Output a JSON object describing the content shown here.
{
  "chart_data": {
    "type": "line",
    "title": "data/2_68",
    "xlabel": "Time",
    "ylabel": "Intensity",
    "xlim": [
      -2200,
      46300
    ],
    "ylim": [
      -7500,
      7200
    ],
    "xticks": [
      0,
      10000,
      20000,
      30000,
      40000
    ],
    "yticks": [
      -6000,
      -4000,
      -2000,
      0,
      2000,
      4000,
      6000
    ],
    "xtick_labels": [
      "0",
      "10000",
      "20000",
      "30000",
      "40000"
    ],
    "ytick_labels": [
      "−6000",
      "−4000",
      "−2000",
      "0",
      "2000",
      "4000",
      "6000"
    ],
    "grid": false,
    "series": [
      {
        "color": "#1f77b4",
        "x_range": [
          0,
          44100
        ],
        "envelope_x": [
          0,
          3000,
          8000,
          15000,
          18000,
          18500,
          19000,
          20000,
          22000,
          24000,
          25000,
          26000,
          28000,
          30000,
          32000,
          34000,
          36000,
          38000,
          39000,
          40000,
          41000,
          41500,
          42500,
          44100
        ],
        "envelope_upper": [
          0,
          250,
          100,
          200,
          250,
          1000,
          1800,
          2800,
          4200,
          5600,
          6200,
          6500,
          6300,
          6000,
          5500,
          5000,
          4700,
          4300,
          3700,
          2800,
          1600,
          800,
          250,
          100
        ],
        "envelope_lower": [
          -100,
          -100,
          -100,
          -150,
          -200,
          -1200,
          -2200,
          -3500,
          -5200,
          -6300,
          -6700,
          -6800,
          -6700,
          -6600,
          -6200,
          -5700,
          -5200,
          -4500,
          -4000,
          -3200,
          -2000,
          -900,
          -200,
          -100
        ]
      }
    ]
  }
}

_EXERCISE AIM_. Using the data above, reproduce every line exactly.

_WRITTEN SOLUTION_.
Output a JSON object describing the content shown here.
{
  "chart_data": {
    "type": "line",
    "title": "data/2_68",
    "xlabel": "Time",
    "ylabel": "Intensity",
    "xlim": [
      -2200,
      46300
    ],
    "ylim": [
      -7500,
      7200
    ],
    "xticks": [
      0,
      10000,
      20000,
      30000,
      40000
    ],
    "yticks": [
      -6000,
      -4000,
      -2000,
      0,
      2000,
      4000,
      6000
    ],
    "xtick_labels": [
      "0",
      "10000",
      "20000",
      "30000",
      "40000"
    ],
    "ytick_labels": [
      "−6000",
      "−4000",
      "−2000",
      "0",
      "2000",
      "4000",
      "6000"
    ],
    "grid": false,
    "series": [
      {
        "color": "#1f77b4",
        "x_range": [
          0,
          44100
        ],
        "envelope_x": [
          0,
          3000,
          8000,
          15000,
          18000,
          18500,
          19000,
          20000,
          22000,
          24000,
          25000,
          26000,
          28000,
          30000,
          32000,
          34000,
          36000,
          38000,
          39000,
          40000,
          41000,
          41500,
          42500,
          44100
        ],
        "envelope_upper": [
          0,
          250,
          100,
          200,
          250,
          1000,
          1800,
          2800,
          4200,
          5600,
          6200,
          6500,
          6300,
          6000,
          5500,
          5000,
          4700,
          4300,
          3700,
          2800,
          1600,
          800,
          250,
          100
        ],
        "envelope_lower": [
          -100,
          -100,
          -100,
          -150,
          -200,
          -1200,
          -2200,
          -3500,
          -5200,
          -6300,
          -6700,
          -6800,
          -6700,
          -6600,
          -6200,
          -5700,
          -5200,
          -4500,
          -4000,
          -3200,
          -2000,
          -900,
          -200,
          -100
        ]
      }
    ]
  }
}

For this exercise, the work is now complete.